**Short task:** From the entries below, list each line with "ihren".

**Data entries:**
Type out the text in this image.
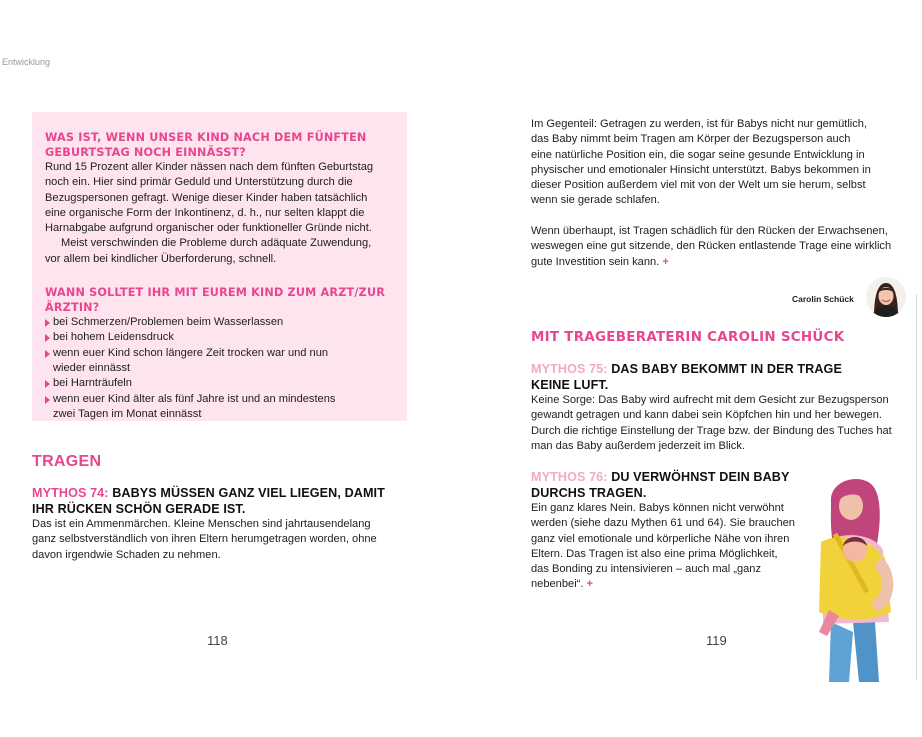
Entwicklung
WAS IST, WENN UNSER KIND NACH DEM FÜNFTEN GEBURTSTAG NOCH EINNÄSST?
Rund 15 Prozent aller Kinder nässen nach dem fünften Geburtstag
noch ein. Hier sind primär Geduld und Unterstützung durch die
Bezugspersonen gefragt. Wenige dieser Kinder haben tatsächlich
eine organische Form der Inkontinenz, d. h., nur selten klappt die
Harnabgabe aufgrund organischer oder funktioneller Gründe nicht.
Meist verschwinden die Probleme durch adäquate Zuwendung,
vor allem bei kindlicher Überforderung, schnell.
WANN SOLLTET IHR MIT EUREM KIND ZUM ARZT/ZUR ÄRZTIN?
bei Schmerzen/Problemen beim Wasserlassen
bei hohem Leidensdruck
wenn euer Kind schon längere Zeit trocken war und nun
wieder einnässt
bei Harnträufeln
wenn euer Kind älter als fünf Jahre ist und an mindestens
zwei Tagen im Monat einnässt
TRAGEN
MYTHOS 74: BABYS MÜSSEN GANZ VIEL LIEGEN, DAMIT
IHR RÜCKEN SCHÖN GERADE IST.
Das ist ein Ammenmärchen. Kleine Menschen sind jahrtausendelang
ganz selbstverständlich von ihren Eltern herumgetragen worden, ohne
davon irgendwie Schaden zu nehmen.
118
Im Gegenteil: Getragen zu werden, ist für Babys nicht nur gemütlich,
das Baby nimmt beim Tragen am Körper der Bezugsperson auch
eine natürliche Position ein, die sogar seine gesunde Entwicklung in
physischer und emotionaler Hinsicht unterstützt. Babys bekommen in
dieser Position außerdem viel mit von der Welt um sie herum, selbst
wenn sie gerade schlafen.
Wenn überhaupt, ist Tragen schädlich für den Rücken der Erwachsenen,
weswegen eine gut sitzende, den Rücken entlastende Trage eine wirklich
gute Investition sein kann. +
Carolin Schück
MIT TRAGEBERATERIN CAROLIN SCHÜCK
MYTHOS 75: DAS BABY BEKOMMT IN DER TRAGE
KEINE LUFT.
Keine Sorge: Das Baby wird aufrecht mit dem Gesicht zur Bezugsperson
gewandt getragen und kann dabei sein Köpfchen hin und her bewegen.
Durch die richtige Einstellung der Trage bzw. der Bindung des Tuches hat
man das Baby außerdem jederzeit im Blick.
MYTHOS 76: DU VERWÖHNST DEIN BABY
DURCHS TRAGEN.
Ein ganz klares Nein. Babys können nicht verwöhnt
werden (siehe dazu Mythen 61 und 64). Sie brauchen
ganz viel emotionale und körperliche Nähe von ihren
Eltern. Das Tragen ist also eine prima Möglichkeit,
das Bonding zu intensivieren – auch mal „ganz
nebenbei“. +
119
--
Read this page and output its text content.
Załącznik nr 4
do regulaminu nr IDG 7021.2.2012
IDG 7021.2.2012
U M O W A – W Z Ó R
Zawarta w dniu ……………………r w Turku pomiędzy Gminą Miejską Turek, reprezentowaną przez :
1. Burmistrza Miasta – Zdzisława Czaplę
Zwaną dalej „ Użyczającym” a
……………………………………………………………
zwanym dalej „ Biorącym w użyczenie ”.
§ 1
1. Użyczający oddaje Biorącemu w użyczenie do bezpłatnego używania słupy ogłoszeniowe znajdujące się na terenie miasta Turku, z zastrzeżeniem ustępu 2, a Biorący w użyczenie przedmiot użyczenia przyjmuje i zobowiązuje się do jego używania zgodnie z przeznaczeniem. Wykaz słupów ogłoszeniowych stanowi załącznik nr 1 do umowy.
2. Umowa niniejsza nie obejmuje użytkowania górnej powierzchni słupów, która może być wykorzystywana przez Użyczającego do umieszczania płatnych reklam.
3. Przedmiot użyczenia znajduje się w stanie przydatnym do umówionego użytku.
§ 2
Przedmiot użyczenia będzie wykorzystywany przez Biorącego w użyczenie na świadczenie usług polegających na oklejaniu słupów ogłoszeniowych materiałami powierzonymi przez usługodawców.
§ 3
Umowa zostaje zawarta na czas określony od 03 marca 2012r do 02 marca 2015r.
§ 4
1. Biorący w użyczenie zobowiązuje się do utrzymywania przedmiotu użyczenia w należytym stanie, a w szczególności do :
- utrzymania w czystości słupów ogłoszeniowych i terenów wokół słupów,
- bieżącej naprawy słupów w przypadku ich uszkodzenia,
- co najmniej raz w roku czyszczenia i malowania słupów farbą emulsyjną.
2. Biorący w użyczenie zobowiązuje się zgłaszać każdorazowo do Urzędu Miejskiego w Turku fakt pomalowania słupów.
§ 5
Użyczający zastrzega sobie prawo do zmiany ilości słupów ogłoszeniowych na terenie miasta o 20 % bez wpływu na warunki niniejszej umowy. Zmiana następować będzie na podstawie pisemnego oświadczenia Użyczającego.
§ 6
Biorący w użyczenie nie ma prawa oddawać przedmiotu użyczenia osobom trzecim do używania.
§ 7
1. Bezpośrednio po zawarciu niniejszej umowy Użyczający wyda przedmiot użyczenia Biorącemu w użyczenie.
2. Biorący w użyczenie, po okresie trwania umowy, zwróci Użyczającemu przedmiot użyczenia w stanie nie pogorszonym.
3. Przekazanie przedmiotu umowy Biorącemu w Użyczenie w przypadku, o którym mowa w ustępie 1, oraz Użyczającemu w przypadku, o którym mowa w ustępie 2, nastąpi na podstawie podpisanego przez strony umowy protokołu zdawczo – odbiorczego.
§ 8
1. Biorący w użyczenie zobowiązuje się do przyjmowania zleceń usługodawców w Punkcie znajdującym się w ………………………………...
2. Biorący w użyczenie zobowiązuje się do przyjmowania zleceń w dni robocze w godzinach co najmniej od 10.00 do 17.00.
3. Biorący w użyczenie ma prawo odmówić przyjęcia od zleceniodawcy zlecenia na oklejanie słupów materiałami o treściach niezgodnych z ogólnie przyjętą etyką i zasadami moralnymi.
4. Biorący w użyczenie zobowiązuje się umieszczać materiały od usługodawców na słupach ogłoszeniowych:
---
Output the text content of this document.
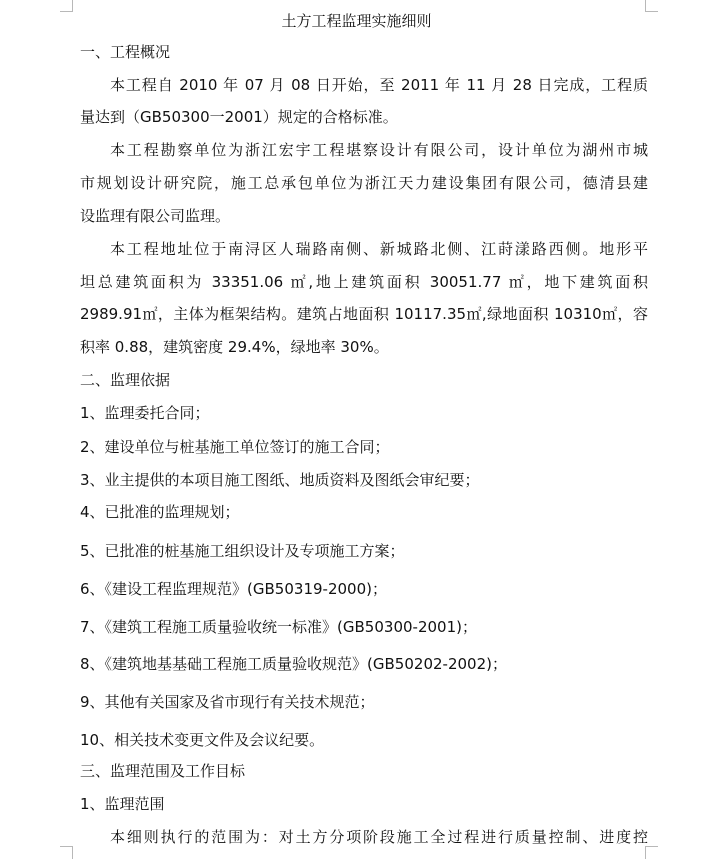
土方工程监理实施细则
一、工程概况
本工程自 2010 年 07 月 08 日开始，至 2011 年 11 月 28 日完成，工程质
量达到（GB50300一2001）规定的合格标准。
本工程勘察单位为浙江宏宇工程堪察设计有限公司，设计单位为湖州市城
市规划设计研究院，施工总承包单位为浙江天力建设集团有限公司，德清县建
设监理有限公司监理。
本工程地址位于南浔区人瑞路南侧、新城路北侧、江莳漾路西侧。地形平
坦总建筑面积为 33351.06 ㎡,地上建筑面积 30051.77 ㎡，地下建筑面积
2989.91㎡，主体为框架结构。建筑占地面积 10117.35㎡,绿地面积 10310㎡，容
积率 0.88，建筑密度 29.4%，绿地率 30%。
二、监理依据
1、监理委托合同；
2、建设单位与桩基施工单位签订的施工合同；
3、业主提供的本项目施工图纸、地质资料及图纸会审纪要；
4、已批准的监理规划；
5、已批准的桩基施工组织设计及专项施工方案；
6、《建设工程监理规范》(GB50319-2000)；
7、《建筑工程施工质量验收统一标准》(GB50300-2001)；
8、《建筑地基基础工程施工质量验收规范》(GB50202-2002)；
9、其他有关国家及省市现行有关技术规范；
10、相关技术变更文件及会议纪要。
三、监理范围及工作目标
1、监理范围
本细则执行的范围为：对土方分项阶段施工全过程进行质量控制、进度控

**Finished answer:**
ganz selbstverständlich von ihren Eltern herumgetragen worden, ohne
ganz viel emotionale und körperliche Nähe von ihren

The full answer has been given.